= What you should do =
Begin at the line that contains "What does this" and quote each line exactly through the last one. Leave pictures out.

>> Begin

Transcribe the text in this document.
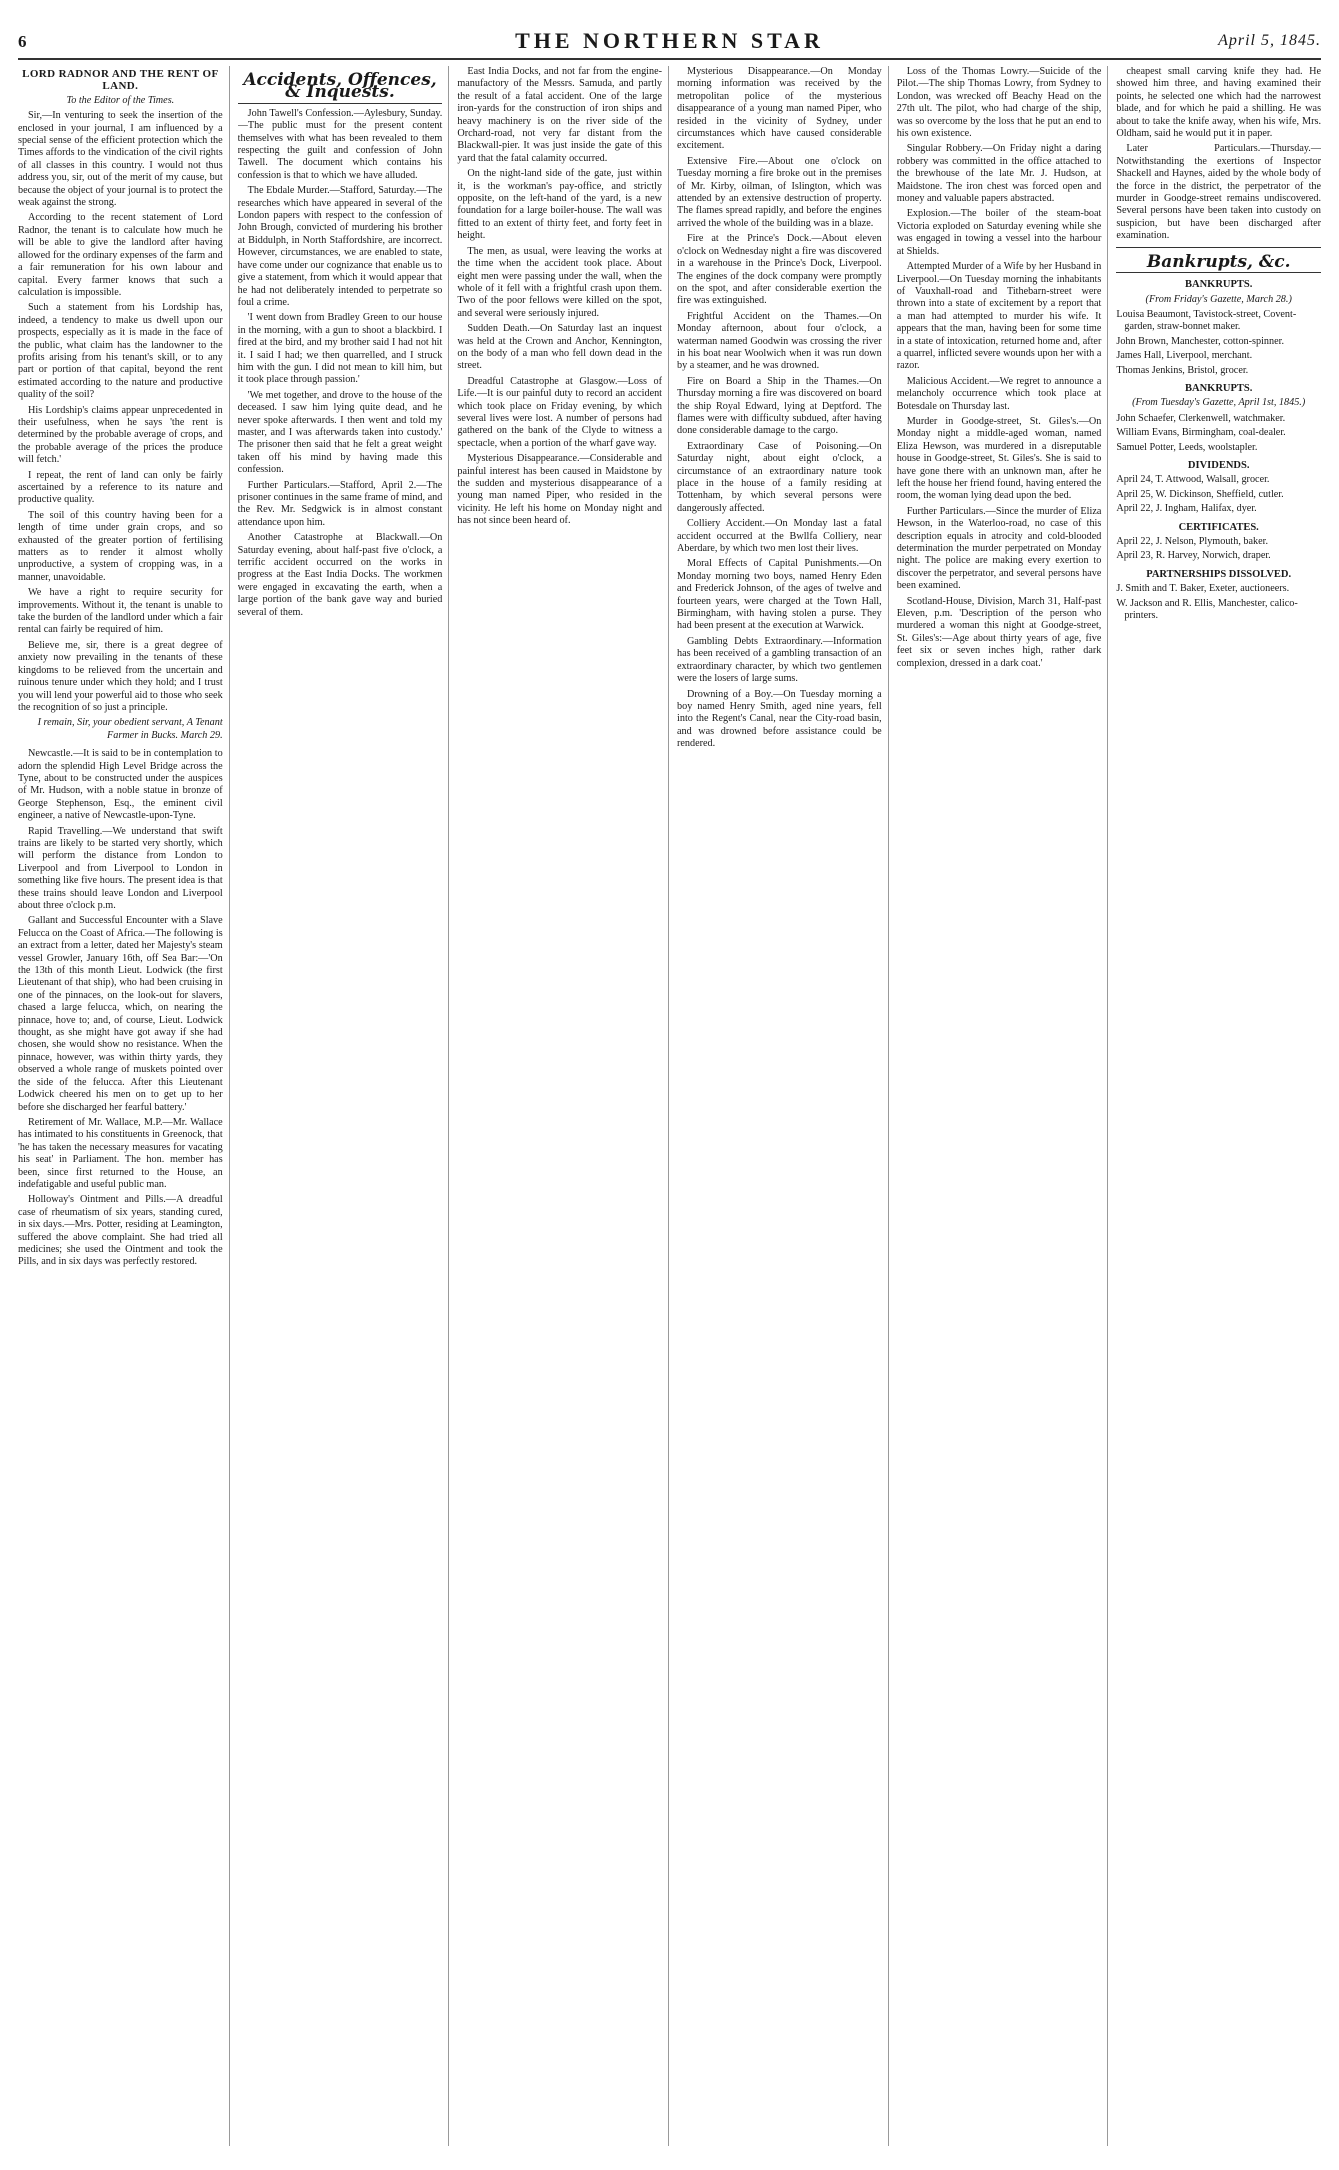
6	THE NORTHERN STAR	April 5, 1845.
LORD RADNOR AND THE RENT OF LAND.
To the Editor of the Times.

Sir,—In venturing to seek the insertion of the enclosed in your journal, I am influenced by a special sense of the efficient protection which the Times affords to the vindication of the civil rights of all classes in this country. I would not thus address you, sir, out of the merit of my cause, but because the object of your journal is to protect the weak against the strong.

According to the recent statement of Lord Radnor, the tenant is to calculate how much he will be able to give the landlord after having allowed for the ordinary expenses of the farm and a fair remuneration for his own labour and capital. Every farmer knows that such a calculation is impossible.

Such a statement from his Lordship has, indeed, a tendency to make us dwell upon our prospects, especially as it is made in the face of the public, what claim has the landowner to the profits arising from his tenant's skill, or to any part or portion of that capital, beyond the rent estimated according to the nature and productive quality of the soil?

His Lordship's claims appear unprecedented in their usefulness, when he says 'the rent is determined by the probable average of crops, and the probable average of the prices the produce will fetch.'

I repeat, the rent of land can only be fairly ascertained by a reference to its nature and productive quality.

The soil of this country having been for a length of time under grain crops, and so exhausted of the greater portion of fertilising matters as to render it almost wholly unproductive, a system of cropping was, in a manner, unavoidable.

We have a right to require security for improvements. Without it, the tenant is unable to take the burden of the landlord under which a fair rental can fairly be required of him.

Believe me, sir, there is a great degree of anxiety now prevailing in the tenants of these kingdoms to be relieved from the uncertain and ruinous tenure under which they hold; and I trust you will lend your powerful aid to those who seek the recognition of so just a principle.

I remain, Sir, your obedient servant, A Tenant Farmer in Bucks. March 29.

Newcastle.—It is said to be in contemplation to adorn the splendid High Level Bridge across the Tyne, about to be constructed under the auspices of Mr. Hudson, with a noble statue in bronze of George Stephenson, Esq., the eminent civil engineer, a native of Newcastle-upon-Tyne.

Rapid Travelling.—We understand that swift trains are likely to be started very shortly, which will perform the distance from London to Liverpool and from Liverpool to London in something like five hours. The present idea is that these trains should leave London and Liverpool about three o'clock p.m.

Gallant and Successful Encounter with a Slave Felucca on the Coast of Africa.—The following is an extract from a letter, dated her Majesty's steam vessel Growler, January 16th, off Sea Bar:—'On the 13th of this month Lieut. Lodwick (the first Lieutenant of that ship), who had been cruising in one of the pinnaces, on the look-out for slavers, chased a large felucca, which, on nearing the pinnace, hove to; and, of course, Lieut. Lodwick thought, as she might have got away if she had chosen, she would show no resistance. When the pinnace, however, was within thirty yards, they observed a whole range of muskets pointed over the side of the felucca. After this Lieutenant Lodwick cheered his men on to get up to her before she discharged her fearful battery.'

Retirement of Mr. Wallace, M.P.—Mr. Wallace has intimated to his constituents in Greenock, that 'he has taken the necessary measures for vacating his seat' in Parliament. The hon. member has been, since first returned to the House, an indefatigable and useful public man.

Holloway's Ointment and Pills.—A dreadful case of rheumatism of six years, standing cured, in six days.—Mrs. Potter, residing at Leamington, suffered the above complaint. She had tried all medicines; she used the Ointment and took the Pills, and in six days was perfectly restored.

Accidents, Offences, & Inquests.

John Tawell's Confession.—Aylesbury, Sunday.—The public must for the present content themselves with what has been revealed to them respecting the guilt and confession of John Tawell. The document which contains his confession is that to which we have alluded.

The Ebdale Murder.—Stafford, Saturday.—The researches which have appeared in several of the London papers with respect to the confession of John Brough, convicted of murdering his brother at Biddulph, in North Staffordshire, are incorrect. However, circumstances, we are enabled to state, have come under our cognizance that enable us to give a statement, from which it would appear that he had not deliberately intended to perpetrate so foul a crime.

'I went down from Bradley Green to our house in the morning, with a gun to shoot a blackbird. I fired at the bird, and my brother said I had not hit it. I said I had; we then quarrelled, and I struck him with the gun. I did not mean to kill him, but it took place through passion.'

'We met together, and drove to the house of the deceased. I saw him lying quite dead, and he never spoke afterwards. I then went and told my master, and I was afterwards taken into custody.' The prisoner then said that he felt a great weight taken off his mind by having made this confession.

Further Particulars.—Stafford, April 2.—The prisoner continues in the same frame of mind, and the Rev. Mr. Sedgwick is in almost constant attendance upon him.

Another Catastrophe at Blackwall.—On Saturday evening, about half-past five o'clock, a terrific accident occurred on the works in progress at the East India Docks. The workmen were engaged in excavating the earth, when a large portion of the bank gave way and buried several of them.

East India Docks, and not far from the engine-manufactory of the Messrs. Samuda, and partly the result of a fatal accident. One of the large iron-yards for the construction of iron ships and heavy machinery is on the river side of the Orchard-road, not very far distant from the Blackwall-pier. It was just inside the gate of this yard that the fatal calamity occurred.

On the night-land side of the gate, just within it, is the workman's pay-office, and strictly opposite, on the left-hand of the yard, is a new foundation for a large boiler-house. The wall was fitted to an extent of thirty feet, and forty feet in height.

The men, as usual, were leaving the works at the time when the accident took place. About eight men were passing under the wall, when the whole of it fell with a frightful crash upon them. Two of the poor fellows were killed on the spot, and several were seriously injured.

Sudden Death.—On Saturday last an inquest was held at the Crown and Anchor, Kennington, on the body of a man who fell down dead in the street.

Dreadful Catastrophe at Glasgow.—Loss of Life.—It is our painful duty to record an accident which took place on Friday evening, by which several lives were lost. A number of persons had gathered on the bank of the Clyde to witness a spectacle, when a portion of the wharf gave way.

Mysterious Disappearance.—Considerable and painful interest has been caused in Maidstone by the sudden and mysterious disappearance of a young man named Piper, who resided in the vicinity. He left his home on Monday night and has not since been heard of.

Mysterious Disappearance.—On Monday morning information was received by the metropolitan police of the mysterious disappearance of a young man named Piper, who resided in the vicinity of Sydney, under circumstances which have caused considerable excitement.

Extensive Fire.—About one o'clock on Tuesday morning a fire broke out in the premises of Mr. Kirby, oilman, of Islington, which was attended by an extensive destruction of property. The flames spread rapidly, and before the engines arrived the whole of the building was in a blaze.

Fire at the Prince's Dock.—About eleven o'clock on Wednesday night a fire was discovered in a warehouse in the Prince's Dock, Liverpool. The engines of the dock company were promptly on the spot, and after considerable exertion the fire was extinguished.

Frightful Accident on the Thames.—On Monday afternoon, about four o'clock, a waterman named Goodwin was crossing the river in his boat near Woolwich when it was run down by a steamer, and he was drowned.

Fire on Board a Ship in the Thames.—On Thursday morning a fire was discovered on board the ship Royal Edward, lying at Deptford. The flames were with difficulty subdued, after having done considerable damage to the cargo.

Extraordinary Case of Poisoning.—On Saturday night, about eight o'clock, a circumstance of an extraordinary nature took place in the house of a family residing at Tottenham, by which several persons were dangerously affected.

Colliery Accident.—On Monday last a fatal accident occurred at the Bwllfa Colliery, near Aberdare, by which two men lost their lives.

Moral Effects of Capital Punishments.—On Monday morning two boys, named Henry Eden and Frederick Johnson, of the ages of twelve and fourteen years, were charged at the Town Hall, Birmingham, with having stolen a purse. They had been present at the execution at Warwick.

Gambling Debts Extraordinary.—Information has been received of a gambling transaction of an extraordinary character, by which two gentlemen were the losers of large sums.

Drowning of a Boy.—On Tuesday morning a boy named Henry Smith, aged nine years, fell into the Regent's Canal, near the City-road basin, and was drowned before assistance could be rendered.

Loss of the Thomas Lowry.—Suicide of the Pilot.—The ship Thomas Lowry, from Sydney to London, was wrecked off Beachy Head on the 27th ult. The pilot, who had charge of the ship, was so overcome by the loss that he put an end to his own existence.

Singular Robbery.—On Friday night a daring robbery was committed in the office attached to the brewhouse of the late Mr. J. Hudson, at Maidstone. The iron chest was forced open and money and valuable papers abstracted.

Explosion.—The boiler of the steam-boat Victoria exploded on Saturday evening while she was engaged in towing a vessel into the harbour at Shields.

Attempted Murder of a Wife by her Husband in Liverpool.—On Tuesday morning the inhabitants of Vauxhall-road and Tithebarn-street were thrown into a state of excitement by a report that a man had attempted to murder his wife. It appears that the man, having been for some time in a state of intoxication, returned home and, after a quarrel, inflicted severe wounds upon her with a razor.

Malicious Accident.—We regret to announce a melancholy occurrence which took place at Botesdale on Thursday last.

Murder in Goodge-street, St. Giles's.—On Monday night a middle-aged woman, named Eliza Hewson, was murdered in a disreputable house in Goodge-street, St. Giles's. She is said to have gone there with an unknown man, after he left the house her friend found, having entered the room, the woman lying dead upon the bed.

Further Particulars.—Since the murder of Eliza Hewson, in the Waterloo-road, no case of this description equals in atrocity and cold-blooded determination the murder perpetrated on Monday night. The police are making every exertion to discover the perpetrator, and several persons have been examined.

Scotland-House, Division, March 31, Half-past Eleven, p.m. 'Description of the person who murdered a woman this night at Goodge-street, St. Giles's:—Age about thirty years of age, five feet six or seven inches high, rather dark complexion, dressed in a dark coat.'

cheapest small carving knife they had. He showed him three, and having examined their points, he selected one which had the narrowest blade, and for which he paid a shilling. He was about to take the knife away, when his wife, Mrs. Oldham, said he would put it in paper.

Later Particulars.—Thursday.—Notwithstanding the exertions of Inspector Shackell and Haynes, aided by the whole body of the force in the district, the perpetrator of the murder in Goodge-street remains undiscovered. Several persons have been taken into custody on suspicion, but have been discharged after examination.

Bankrupts, &c.
BANKRUPTS.
(From Friday's Gazette, March 28.)
Louisa Beaumont, Tavistock-street, Covent-garden, straw-bonnet maker.
John Brown, Manchester, cotton-spinner.
James Hall, Liverpool, merchant.
Thomas Jenkins, Bristol, grocer.
BANKRUPTS.
(From Tuesday's Gazette, April 1st, 1845.)
John Schaefer, Clerkenwell, watchmaker.
William Evans, Birmingham, coal-dealer.
Samuel Potter, Leeds, woolstapler.
DIVIDENDS.
April 24, T. Attwood, Walsall, grocer.
April 25, W. Dickinson, Sheffield, cutler.
April 22, J. Ingham, Halifax, dyer.
CERTIFICATES.
April 22, J. Nelson, Plymouth, baker.
April 23, R. Harvey, Norwich, draper.
PARTNERSHIPS DISSOLVED.
J. Smith and T. Baker, Exeter, auctioneers.
W. Jackson and R. Ellis, Manchester, calico-printers.
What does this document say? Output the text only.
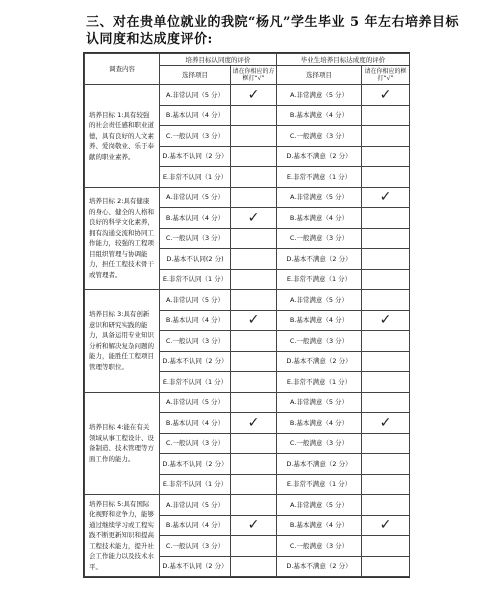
三、对在贵单位就业的我院“杨凡”学生毕业 5 年左右培养目标认同度和达成度评价:
调查内容	培养目标认同度的评价		毕业生培养目标达成度的评价	
	选择项目	请在你相应的方框打“√”	选择项目	请在你相应的框打“√”
培养目标 1:具有较强的社会责任感和职业道德，具有良好的人文素养、爱岗敬业、乐于奉献的职业素养。	A.非常认同（5 分）	✓	A.非常满意（5 分）	✓
	B.基本认同（4 分）		B.基本满意（4 分）	
	C.一般认同（3 分）		C.一般满意（3 分）	
	D.基本不认同（2 分）		D.基本不满意（2 分）	
	E.非常不认同（1 分）		E.非常不满意（1 分）	
培养目标 2:具有健康的身心、健全的人格和良好的科学文化素养，拥有沟通交流和协同工作能力，较强的工程项目组织管理与协调能力，担任工程技术骨干或管理者。	A.非常认同（5 分）		A.非常满意（5 分）	✓
	B.基本认同（4 分）	✓	B.基本满意（4 分）	
	C.一般认同（3 分）		C.一般满意（3 分）	
	D.基本不认同(2 分)		D.基本不满意（2 分）	
	E.非常不认同（1 分）		E.非常不满意（1 分）	
培养目标 3:具有创新意识和研究实践的能力，具备运用专业知识分析和解决复杂问题的能力，能胜任工程项目管理等职位。	A.非常认同（5 分）		A.非常满意（5 分）	
	B.基本认同（4 分）	✓	B.基本满意（4 分）	✓
	C.一般认同（3 分）		C.一般满意（3 分）	
	D.基本不认同（2 分）		D.基本不满意（2 分）	
	E.非常不认同（1 分）		E.非常不满意（1 分）	
培养目标 4:能在有关领域从事工程设计、设备制造、技术管理等方面工作的能力。	A.非常认同（5 分）		A.非常满意（5 分）	
	B.基本认同（4 分）	✓	B.基本满意（4 分）	✓
	C.一般认同（3 分）		C.一般满意（3 分）	
	D.基本不认同（2 分）		D.基本不满意（2 分）	
	E.非常不认同（1 分）		E.非常不满意（1 分）	
培养目标 5:具有国际化视野和竞争力，能够通过继续学习或工程实践不断更新知识和提高工程技术能力，提升社会工作能力以及技术水平。	A.非常认同（5 分）		A.非常满意（5 分）	
	B.基本认同（4 分）	✓	B.基本满意（4 分）	✓
	C.一般认同（3 分）		C.一般满意（3 分）	
	D.基本不认同（2 分）		D.基本不满意（2 分）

>> End

= The answer =
What does this document say? Output the text only.
三、对在贵单位就业的我院“杨凡”学生毕业 5 年左右培养目标认同度和达成度评价:
调查内容	培养目标认同度的评价		毕业生培养目标达成度的评价	
	选择项目	请在你相应的方框打“√”	选择项目	请在你相应的框打“√”
培养目标 1:具有较强的社会责任感和职业道德，具有良好的人文素养、爱岗敬业、乐于奉献的职业素养。	A.非常认同（5 分）	✓	A.非常满意（5 分）	✓
	B.基本认同（4 分）		B.基本满意（4 分）	
	C.一般认同（3 分）		C.一般满意（3 分）	
	D.基本不认同（2 分）		D.基本不满意（2 分）	
	E.非常不认同（1 分）		E.非常不满意（1 分）	
培养目标 2:具有健康的身心、健全的人格和良好的科学文化素养，拥有沟通交流和协同工作能力，较强的工程项目组织管理与协调能力，担任工程技术骨干或管理者。	A.非常认同（5 分）		A.非常满意（5 分）	✓
	B.基本认同（4 分）	✓	B.基本满意（4 分）	
	C.一般认同（3 分）		C.一般满意（3 分）	
	D.基本不认同(2 分)		D.基本不满意（2 分）	
	E.非常不认同（1 分）		E.非常不满意（1 分）	
培养目标 3:具有创新意识和研究实践的能力，具备运用专业知识分析和解决复杂问题的能力，能胜任工程项目管理等职位。	A.非常认同（5 分）		A.非常满意（5 分）	
	B.基本认同（4 分）	✓	B.基本满意（4 分）	✓
	C.一般认同（3 分）		C.一般满意（3 分）	
	D.基本不认同（2 分）		D.基本不满意（2 分）	
	E.非常不认同（1 分）		E.非常不满意（1 分）	
培养目标 4:能在有关领域从事工程设计、设备制造、技术管理等方面工作的能力。	A.非常认同（5 分）		A.非常满意（5 分）	
	B.基本认同（4 分）	✓	B.基本满意（4 分）	✓
	C.一般认同（3 分）		C.一般满意（3 分）	
	D.基本不认同（2 分）		D.基本不满意（2 分）	
	E.非常不认同（1 分）		E.非常不满意（1 分）	
培养目标 5:具有国际化视野和竞争力，能够通过继续学习或工程实践不断更新知识和提高工程技术能力，提升社会工作能力以及技术水平。	A.非常认同（5 分）		A.非常满意（5 分）	
	B.基本认同（4 分）	✓	B.基本满意（4 分）	✓
	C.一般认同（3 分）		C.一般满意（3 分）	
	D.基本不认同（2 分）		D.基本不满意（2 分）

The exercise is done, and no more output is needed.